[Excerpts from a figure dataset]
——

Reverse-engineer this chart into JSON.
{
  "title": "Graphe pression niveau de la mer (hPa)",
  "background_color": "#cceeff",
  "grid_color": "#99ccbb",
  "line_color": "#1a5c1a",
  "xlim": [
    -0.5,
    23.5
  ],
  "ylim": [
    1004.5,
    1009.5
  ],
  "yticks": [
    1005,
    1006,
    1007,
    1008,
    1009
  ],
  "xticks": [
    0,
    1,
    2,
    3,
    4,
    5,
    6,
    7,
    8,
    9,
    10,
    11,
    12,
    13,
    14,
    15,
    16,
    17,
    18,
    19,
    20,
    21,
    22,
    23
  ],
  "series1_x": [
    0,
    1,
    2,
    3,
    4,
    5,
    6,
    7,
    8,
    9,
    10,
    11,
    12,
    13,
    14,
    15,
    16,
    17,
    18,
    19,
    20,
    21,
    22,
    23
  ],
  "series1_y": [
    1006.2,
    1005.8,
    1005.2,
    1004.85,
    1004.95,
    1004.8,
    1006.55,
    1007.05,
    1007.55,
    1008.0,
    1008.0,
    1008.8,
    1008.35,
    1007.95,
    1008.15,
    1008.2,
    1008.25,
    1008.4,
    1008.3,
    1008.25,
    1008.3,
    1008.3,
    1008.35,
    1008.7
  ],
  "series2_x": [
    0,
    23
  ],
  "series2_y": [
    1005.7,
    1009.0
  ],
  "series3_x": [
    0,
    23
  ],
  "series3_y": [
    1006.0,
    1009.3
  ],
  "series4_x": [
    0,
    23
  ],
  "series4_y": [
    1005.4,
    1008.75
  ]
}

——

Work to do
Copy all the lines, exactly.

Reply to the exercise
Reverse-engineer this chart into JSON.
{
  "title": "Graphe pression niveau de la mer (hPa)",
  "background_color": "#cceeff",
  "grid_color": "#99ccbb",
  "line_color": "#1a5c1a",
  "xlim": [
    -0.5,
    23.5
  ],
  "ylim": [
    1004.5,
    1009.5
  ],
  "yticks": [
    1005,
    1006,
    1007,
    1008,
    1009
  ],
  "xticks": [
    0,
    1,
    2,
    3,
    4,
    5,
    6,
    7,
    8,
    9,
    10,
    11,
    12,
    13,
    14,
    15,
    16,
    17,
    18,
    19,
    20,
    21,
    22,
    23
  ],
  "series1_x": [
    0,
    1,
    2,
    3,
    4,
    5,
    6,
    7,
    8,
    9,
    10,
    11,
    12,
    13,
    14,
    15,
    16,
    17,
    18,
    19,
    20,
    21,
    22,
    23
  ],
  "series1_y": [
    1006.2,
    1005.8,
    1005.2,
    1004.85,
    1004.95,
    1004.8,
    1006.55,
    1007.05,
    1007.55,
    1008.0,
    1008.0,
    1008.8,
    1008.35,
    1007.95,
    1008.15,
    1008.2,
    1008.25,
    1008.4,
    1008.3,
    1008.25,
    1008.3,
    1008.3,
    1008.35,
    1008.7
  ],
  "series2_x": [
    0,
    23
  ],
  "series2_y": [
    1005.7,
    1009.0
  ],
  "series3_x": [
    0,
    23
  ],
  "series3_y": [
    1006.0,
    1009.3
  ],
  "series4_x": [
    0,
    23
  ],
  "series4_y": [
    1005.4,
    1008.75
  ]
}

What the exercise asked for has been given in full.